How to Mentor Someone Who Has Manipulative Tendencies

“It’s getting to the point where I can’t trust anything she says,” lamented Beth, the president of a $7B business unit and a client of mine. “I have people coming to me with stories about Gail embellishing or cherry-picking information.”

Gail was Beth’s direct report, and she was leading the division’s overhaul of the product development process. The initiative was fraught with political and financial risk, and huge growth bets were behind it. Gail had been viewed as the perfect leader to take it on. She was smart, dynamic, and driven, and her track record spoke for itself. But this was the largest initiative she’d led. Two previous attempts at transforming the process had failed. Another change would inevitably be tumultuous and resisted.

Beth continued venting. “She drops my name to those who outrank her, publicly extols those who give her what she wants, and talks until people give in,” she told me. “She’s charismatic in presentations and passionate about her cause, but she’s leaving a slew of untrusting bodies in her wake.”

Many leaders struggle with employees who blur the fine line between persuasion and manipulation when the stakes are high. Although ethical misconduct should never be tolerated, talented professionals like Gail can have long and successful careers if they are coached to learn healthier approaches to influence.

Behavioral science tells us that manipulative behaviors, such as engaging in excessive criticism, offering fake flattery, distorting information, pretending helplessness, and inflicting guilt, are often mechanisms for surviving an especially difficult or competitive environment. They’re particularly enticing when a person feels they lack sufficient power and control. Sadly, in many organizations manipulation has become an acceptable replacement for positive forms of influence. Worse, it is often reinforced by organizational systems and culture. My own research bears this out. When decision-making lacks transparency, people are 3.5 times as likely to embellish the truth.

[Layout entries based on images]
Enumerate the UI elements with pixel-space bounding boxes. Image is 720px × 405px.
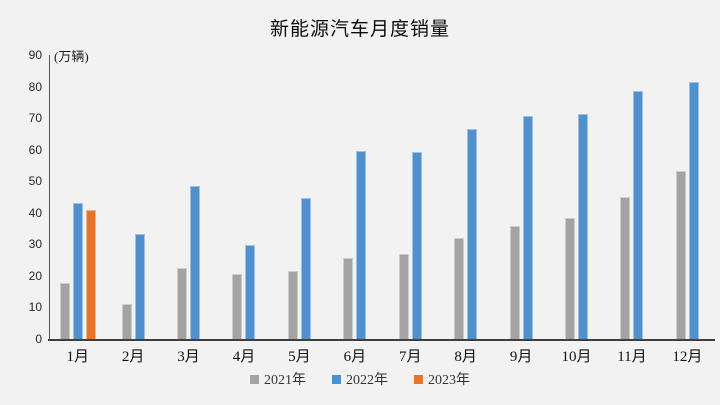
bar-2021年-3月 <box>177 267 188 339</box>
x-tick-label: 3月 <box>177 349 200 365</box>
y-tick-label: 40 <box>28 205 42 220</box>
legend-swatch-icon <box>332 374 341 384</box>
y-tick-label: 30 <box>28 237 42 252</box>
x-tick-label: 7月 <box>398 349 422 365</box>
y-tick-label: 0 <box>35 332 42 346</box>
bar-group-4月 <box>216 55 271 339</box>
x-tick-label: 5月 <box>288 349 311 365</box>
chart-legend: 2021年 2022年 2023年 <box>0 369 720 389</box>
x-tick-label: 2月 <box>121 349 145 365</box>
bar-2021年-8月 <box>454 237 465 339</box>
y-tick-label: 10 <box>28 300 42 315</box>
bar-group-10月 <box>549 55 604 339</box>
bar-2021年-1月 <box>59 282 70 339</box>
x-tick-label: 8月 <box>454 349 477 365</box>
legend-label: 2023年 <box>428 373 470 388</box>
y-tick-label: 20 <box>28 268 42 283</box>
legend-label: 2022年 <box>346 373 388 388</box>
y-tick-label: 60 <box>28 142 42 157</box>
bar-2021年-4月 <box>232 274 243 339</box>
x-tick-label: 1月 <box>66 349 89 365</box>
bar-2023年-1月 <box>85 210 96 339</box>
legend-item-2022年: 2022年 <box>332 369 388 389</box>
bar-2022年-9月 <box>522 115 533 339</box>
bar-2022年-3月 <box>190 186 201 339</box>
bar-group-3月 <box>161 55 216 339</box>
y-axis-line <box>49 55 50 339</box>
y-axis-tick-labels: 0 10 20 30 40 50 60 70 80 90 <box>0 49 42 345</box>
legend-item-2021年: 2021年 <box>250 369 306 389</box>
y-tick-label: 90 <box>28 48 42 62</box>
legend-item-2023年: 2023年 <box>414 369 470 389</box>
bar-group-2月 <box>105 55 160 339</box>
plot-area <box>50 55 715 339</box>
bar-2021年-2月 <box>121 304 132 339</box>
bar-group-12月 <box>660 55 715 339</box>
bar-2021年-9月 <box>509 226 520 339</box>
bar-2022年-8月 <box>467 128 478 339</box>
bar-group-1月 <box>50 55 105 339</box>
bar-2021年-5月 <box>287 270 298 339</box>
x-axis-tick-labels: 1月 2月 3月 4月 5月 6月 7月 8月 9月 10月 11月 12月 <box>50 345 715 366</box>
bar-2021年-7月 <box>398 253 409 339</box>
bar-2022年-4月 <box>245 244 256 339</box>
bar-group-8月 <box>438 55 493 339</box>
x-axis-line <box>48 339 715 341</box>
bar-2022年-11月 <box>633 90 644 339</box>
bar-2022年-5月 <box>300 197 311 339</box>
bar-2022年-1月 <box>72 203 83 339</box>
bar-2022年-7月 <box>411 151 422 339</box>
legend-swatch-icon <box>250 374 259 384</box>
x-tick-label: 4月 <box>232 349 256 365</box>
bar-2021年-10月 <box>565 218 575 339</box>
y-tick-label: 70 <box>28 111 42 126</box>
y-axis-unit-label: (万辆) <box>54 49 89 64</box>
bar-2021年-11月 <box>620 197 631 339</box>
bar-group-11月 <box>604 55 659 339</box>
bar-2021年-6月 <box>343 258 354 339</box>
x-tick-label: 9月 <box>509 349 533 365</box>
bar-group-5月 <box>272 55 327 339</box>
bar-2022年-12月 <box>688 82 699 339</box>
x-tick-label: 6月 <box>343 349 367 365</box>
bar-2022年-2月 <box>134 233 145 339</box>
bar-2022年-6月 <box>356 150 367 339</box>
bar-2022年-10月 <box>578 113 588 339</box>
y-tick-label: 50 <box>28 174 42 189</box>
bar-group-6月 <box>327 55 382 339</box>
legend-swatch-icon <box>414 374 423 384</box>
bar-2021年-12月 <box>675 171 686 339</box>
bar-group-7月 <box>383 55 438 339</box>
y-tick-label: 80 <box>28 79 42 94</box>
x-tick-label: 11月 <box>617 349 647 365</box>
x-tick-label: 12月 <box>672 349 703 365</box>
chart-title: 新能源汽车月度销量 <box>269 19 450 40</box>
legend-label: 2021年 <box>264 373 306 388</box>
x-tick-label: 10月 <box>561 349 592 365</box>
bar-group-9月 <box>493 55 548 339</box>
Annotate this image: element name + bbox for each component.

*Problems to solve*:
a) In the article on mentoring someone with manipulative tendencies, how much more likely are people to embellish the truth when decision-making lacks transparency?
b) Name every manipulative behavior that the article on mentoring someone with manipulative tendencies lists as an example from behavioral science.
c) Pick up the article on mentoring someone with manipulative tendencies after its last sentence and keep writing.

*Expected answers*:
a) 3.5 times as likely.

b) Engaging in excessive criticism, offering fake flattery, distorting information, pretending helplessness, and inflicting guilt.

c)
So how can you coach someone who — knowingly or not — leans on manipulative behaviors and help them find more-productive ways to influence others? Sometimes you can’t. People’s instincts may be too deeply ingrained to dislodge. But if you’re working with someone you believe has the capacity to change, consider the following approaches, which Beth used to help Gail succeed.

Consider organizational factors. Before she approached Gail, I asked Beth to think about what aspects of the organization might be encouraging Gail’s behavior. The company’s culture was highly performance-driven and often felt competitive. Notoriously hierarchical, the organization weighted the influence of those with a VP title or higher more than that of others. Gail was a senior director — one level below VP, making the challenge of “influencing up” harder. She was a woman of color in a male-dominated organization, creating an even greater challenge. And the deadlines that had been announced to Wall Street for unveiling the new process were very ambitious, attracting the close watch of analysts.

Beth reflected on these factors and realized that the pressures surrounding Gail’s initiative would naturally intensify anyone’s instincts to be excessively persuasive — although in this case, “persuasion” and “manipulation” were overlapping to a fault.

Other organizational factors that may promote manipulative behavior include:

  • Incentive systems that reward highly individualistic results
  • Cultures that prize secrecy and make information difficult to access or in which passive aggression subverts healthy conflict
  • Evaluation systems with forced distributions into narrow performance categories
  • Siloed structures that protect divisional loyalty
  • Competing or unclear goals that make exploiting ambiguity the only way to get credit for results

If factors like these are operative in your organization, recognize that they will discourage mutual, authentic influence, leaving manipulation as the default approach for efficiently getting things done. Doing this analysis before coaching someone will help you see that many people aren’t manipulative by nature but may be influenced by context.

Present the data. Confronting people who are practicing manipulative behavior is inherently difficult, because they are often skilled at convincing others of their motives, even if that means twisting the story. When challenged, they may become defensive, offering blustery, sarcastic declarations such as “I’m sorry if others are misinterpreting my intentions, but I’m working my tail off to deliver this under difficult conditions. But hey, if I’m the wrong person, I’m happy to let someone else try.” Being direct and sticking to the facts is the best approach.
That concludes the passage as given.